- [To do]
Search the listing below for the string "description" and copy every line where it occurs.
▼
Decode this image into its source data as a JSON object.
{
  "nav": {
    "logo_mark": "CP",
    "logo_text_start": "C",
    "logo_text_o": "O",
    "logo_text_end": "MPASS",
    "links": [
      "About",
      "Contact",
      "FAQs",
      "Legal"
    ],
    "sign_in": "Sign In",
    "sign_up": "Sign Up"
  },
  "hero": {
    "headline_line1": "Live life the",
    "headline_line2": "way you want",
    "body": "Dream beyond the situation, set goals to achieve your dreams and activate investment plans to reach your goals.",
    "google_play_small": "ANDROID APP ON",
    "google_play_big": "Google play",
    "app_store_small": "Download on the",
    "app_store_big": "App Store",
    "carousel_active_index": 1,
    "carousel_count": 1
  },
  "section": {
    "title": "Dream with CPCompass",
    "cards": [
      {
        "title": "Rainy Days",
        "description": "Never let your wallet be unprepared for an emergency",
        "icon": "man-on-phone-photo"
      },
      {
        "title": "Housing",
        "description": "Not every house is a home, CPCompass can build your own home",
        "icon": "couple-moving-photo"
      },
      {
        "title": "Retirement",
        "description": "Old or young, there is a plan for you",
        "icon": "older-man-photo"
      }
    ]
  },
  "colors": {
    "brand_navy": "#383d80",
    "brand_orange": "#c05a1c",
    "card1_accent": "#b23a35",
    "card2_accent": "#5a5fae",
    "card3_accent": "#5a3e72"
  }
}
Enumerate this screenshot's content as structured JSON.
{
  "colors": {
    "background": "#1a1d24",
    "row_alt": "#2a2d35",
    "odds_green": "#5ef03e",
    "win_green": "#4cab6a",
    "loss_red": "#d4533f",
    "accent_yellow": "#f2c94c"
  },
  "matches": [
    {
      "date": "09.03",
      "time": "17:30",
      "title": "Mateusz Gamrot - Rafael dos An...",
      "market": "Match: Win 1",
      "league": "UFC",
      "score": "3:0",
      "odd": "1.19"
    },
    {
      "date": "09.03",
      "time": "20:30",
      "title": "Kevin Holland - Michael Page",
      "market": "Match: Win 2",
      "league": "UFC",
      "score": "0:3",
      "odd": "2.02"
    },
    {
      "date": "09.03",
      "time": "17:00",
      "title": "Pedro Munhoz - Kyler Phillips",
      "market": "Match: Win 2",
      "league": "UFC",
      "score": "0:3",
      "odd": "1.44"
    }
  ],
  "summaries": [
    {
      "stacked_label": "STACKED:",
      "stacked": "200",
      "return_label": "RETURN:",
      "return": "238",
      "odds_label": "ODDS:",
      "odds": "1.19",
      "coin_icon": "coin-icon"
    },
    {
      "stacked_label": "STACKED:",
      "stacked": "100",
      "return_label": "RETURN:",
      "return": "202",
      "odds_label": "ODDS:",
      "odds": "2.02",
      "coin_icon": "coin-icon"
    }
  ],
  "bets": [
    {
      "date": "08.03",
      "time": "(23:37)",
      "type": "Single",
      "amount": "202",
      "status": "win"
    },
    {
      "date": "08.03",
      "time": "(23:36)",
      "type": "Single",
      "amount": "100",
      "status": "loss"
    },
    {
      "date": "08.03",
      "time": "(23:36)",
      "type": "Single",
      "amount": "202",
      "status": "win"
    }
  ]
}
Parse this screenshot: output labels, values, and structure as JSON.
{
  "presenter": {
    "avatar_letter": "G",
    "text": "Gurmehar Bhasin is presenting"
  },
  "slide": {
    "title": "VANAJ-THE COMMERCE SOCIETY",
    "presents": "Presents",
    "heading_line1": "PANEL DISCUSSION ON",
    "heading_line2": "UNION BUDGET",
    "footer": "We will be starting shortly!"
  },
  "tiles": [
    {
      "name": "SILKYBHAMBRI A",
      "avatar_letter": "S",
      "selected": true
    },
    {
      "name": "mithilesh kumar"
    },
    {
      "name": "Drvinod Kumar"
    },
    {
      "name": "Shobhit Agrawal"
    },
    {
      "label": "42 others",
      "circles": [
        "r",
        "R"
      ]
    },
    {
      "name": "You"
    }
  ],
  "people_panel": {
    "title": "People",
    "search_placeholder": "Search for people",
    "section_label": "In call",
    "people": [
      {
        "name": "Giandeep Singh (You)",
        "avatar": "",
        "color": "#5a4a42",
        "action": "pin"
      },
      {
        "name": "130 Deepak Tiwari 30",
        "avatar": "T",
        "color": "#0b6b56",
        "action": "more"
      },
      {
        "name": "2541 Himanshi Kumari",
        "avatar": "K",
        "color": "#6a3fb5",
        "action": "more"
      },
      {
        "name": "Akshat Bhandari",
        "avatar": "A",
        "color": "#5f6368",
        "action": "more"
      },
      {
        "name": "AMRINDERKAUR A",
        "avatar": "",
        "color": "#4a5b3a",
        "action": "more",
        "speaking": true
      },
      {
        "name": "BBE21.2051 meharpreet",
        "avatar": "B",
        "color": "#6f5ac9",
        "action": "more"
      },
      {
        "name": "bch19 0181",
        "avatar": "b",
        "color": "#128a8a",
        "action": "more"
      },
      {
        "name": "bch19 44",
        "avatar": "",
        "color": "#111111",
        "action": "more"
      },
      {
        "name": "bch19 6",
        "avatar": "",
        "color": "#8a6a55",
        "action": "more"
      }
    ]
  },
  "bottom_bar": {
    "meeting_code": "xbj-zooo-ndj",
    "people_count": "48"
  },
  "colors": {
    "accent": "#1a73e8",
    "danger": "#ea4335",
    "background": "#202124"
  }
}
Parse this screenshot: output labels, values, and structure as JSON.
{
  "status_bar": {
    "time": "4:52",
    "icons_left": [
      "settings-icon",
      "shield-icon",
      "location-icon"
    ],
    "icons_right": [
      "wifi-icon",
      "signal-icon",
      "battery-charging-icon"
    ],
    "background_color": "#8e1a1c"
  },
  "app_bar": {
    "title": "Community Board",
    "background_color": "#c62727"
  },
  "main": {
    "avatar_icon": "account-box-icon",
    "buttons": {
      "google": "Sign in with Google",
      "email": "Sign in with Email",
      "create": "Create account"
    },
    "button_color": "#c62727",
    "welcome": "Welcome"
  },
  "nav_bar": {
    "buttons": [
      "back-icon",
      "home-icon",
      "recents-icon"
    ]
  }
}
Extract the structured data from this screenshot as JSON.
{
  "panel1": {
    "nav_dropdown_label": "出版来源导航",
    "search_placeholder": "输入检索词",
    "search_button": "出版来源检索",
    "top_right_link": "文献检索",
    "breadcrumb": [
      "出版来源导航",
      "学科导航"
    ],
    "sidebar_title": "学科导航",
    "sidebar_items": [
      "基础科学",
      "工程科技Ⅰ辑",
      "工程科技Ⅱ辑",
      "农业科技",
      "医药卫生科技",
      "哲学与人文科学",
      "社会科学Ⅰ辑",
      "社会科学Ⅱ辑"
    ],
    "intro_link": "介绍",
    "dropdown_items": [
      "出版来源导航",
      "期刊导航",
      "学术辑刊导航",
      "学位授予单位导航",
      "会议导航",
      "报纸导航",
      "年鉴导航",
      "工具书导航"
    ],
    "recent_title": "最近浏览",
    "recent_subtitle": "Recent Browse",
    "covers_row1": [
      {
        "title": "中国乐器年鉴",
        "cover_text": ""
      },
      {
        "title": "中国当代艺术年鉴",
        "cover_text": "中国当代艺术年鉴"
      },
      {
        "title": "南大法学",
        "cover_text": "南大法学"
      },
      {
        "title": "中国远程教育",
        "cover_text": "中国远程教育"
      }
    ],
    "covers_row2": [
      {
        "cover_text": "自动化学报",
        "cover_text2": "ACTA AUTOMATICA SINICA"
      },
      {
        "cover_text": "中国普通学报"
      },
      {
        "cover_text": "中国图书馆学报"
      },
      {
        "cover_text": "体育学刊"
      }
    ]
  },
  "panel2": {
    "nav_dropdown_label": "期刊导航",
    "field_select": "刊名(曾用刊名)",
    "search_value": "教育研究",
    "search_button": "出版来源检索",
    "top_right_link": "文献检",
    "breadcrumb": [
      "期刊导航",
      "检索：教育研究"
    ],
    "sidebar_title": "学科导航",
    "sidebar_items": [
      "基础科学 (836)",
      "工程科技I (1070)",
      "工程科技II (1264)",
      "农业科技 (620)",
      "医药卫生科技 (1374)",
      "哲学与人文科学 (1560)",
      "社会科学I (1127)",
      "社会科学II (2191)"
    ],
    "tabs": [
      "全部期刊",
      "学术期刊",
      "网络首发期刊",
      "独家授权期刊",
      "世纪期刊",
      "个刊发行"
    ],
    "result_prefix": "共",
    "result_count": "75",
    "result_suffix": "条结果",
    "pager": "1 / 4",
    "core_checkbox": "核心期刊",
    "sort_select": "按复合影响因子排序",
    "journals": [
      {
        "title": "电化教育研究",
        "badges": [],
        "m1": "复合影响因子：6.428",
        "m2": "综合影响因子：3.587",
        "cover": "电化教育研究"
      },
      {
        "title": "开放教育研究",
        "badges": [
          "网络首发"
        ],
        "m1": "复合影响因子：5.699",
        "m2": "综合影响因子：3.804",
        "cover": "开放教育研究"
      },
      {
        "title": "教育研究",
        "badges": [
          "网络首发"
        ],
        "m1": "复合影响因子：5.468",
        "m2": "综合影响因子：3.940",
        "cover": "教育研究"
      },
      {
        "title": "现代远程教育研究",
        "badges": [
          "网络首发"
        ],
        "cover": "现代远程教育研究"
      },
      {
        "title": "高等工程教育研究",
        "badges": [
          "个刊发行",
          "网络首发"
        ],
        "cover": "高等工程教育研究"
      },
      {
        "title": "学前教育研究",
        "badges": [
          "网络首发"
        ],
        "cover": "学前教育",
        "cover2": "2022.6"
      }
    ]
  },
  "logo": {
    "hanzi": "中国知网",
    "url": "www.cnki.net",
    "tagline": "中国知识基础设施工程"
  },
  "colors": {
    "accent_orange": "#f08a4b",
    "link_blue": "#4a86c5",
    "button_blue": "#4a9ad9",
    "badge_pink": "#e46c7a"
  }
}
▲
- [Written response]
        "description": "Never let your wallet be unprepared for an emergency",
        "description": "Not every house is a home, CPCompass can build your own home",
        "description": "Old or young, there is a plan for you",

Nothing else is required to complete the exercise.